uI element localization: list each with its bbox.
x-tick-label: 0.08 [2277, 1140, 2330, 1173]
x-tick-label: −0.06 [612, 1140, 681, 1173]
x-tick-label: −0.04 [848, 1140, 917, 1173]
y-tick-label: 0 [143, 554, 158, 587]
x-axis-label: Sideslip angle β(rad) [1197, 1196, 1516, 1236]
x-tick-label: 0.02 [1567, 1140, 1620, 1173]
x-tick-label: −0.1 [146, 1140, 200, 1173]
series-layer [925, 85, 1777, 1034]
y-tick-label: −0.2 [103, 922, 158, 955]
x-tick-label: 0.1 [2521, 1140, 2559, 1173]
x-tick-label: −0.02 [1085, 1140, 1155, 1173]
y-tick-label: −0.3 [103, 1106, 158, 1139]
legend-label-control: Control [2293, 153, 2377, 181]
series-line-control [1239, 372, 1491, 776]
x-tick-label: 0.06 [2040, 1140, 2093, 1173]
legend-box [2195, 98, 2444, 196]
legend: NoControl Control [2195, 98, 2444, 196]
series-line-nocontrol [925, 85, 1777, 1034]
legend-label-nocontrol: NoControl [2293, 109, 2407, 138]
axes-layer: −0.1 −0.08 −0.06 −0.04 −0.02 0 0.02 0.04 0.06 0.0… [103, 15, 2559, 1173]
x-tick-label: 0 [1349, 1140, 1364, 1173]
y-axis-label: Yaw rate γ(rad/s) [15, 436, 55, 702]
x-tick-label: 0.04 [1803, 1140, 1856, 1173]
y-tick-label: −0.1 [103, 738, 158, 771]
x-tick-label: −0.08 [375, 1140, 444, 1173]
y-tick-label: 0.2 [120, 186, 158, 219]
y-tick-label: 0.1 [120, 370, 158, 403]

-- -- --

**TASK STATEMENT:** Arrange the records, from the first line through the line containing "series-line-nocontrol [925, 85, 1777, 1034]" inclusive, as a numbered list, omitting any blank lines.

**RESULT FOR THIS TASK:**
1. uI element localization: list each with its bbox.
2. x-tick-label: 0.08 [2277, 1140, 2330, 1173]
3. x-tick-label: −0.06 [612, 1140, 681, 1173]
4. x-tick-label: −0.04 [848, 1140, 917, 1173]
5. y-tick-label: 0 [143, 554, 158, 587]
6. x-axis-label: Sideslip angle β(rad) [1197, 1196, 1516, 1236]
7. x-tick-label: 0.02 [1567, 1140, 1620, 1173]
8. x-tick-label: −0.1 [146, 1140, 200, 1173]
9. series-layer [925, 85, 1777, 1034]
10. y-tick-label: −0.2 [103, 922, 158, 955]
11. x-tick-label: 0.1 [2521, 1140, 2559, 1173]
12. x-tick-label: −0.02 [1085, 1140, 1155, 1173]
13. y-tick-label: −0.3 [103, 1106, 158, 1139]
14. legend-label-control: Control [2293, 153, 2377, 181]
15. series-line-control [1239, 372, 1491, 776]
16. x-tick-label: 0.06 [2040, 1140, 2093, 1173]
17. legend-box [2195, 98, 2444, 196]
18. legend: NoControl Control [2195, 98, 2444, 196]
19. series-line-nocontrol [925, 85, 1777, 1034]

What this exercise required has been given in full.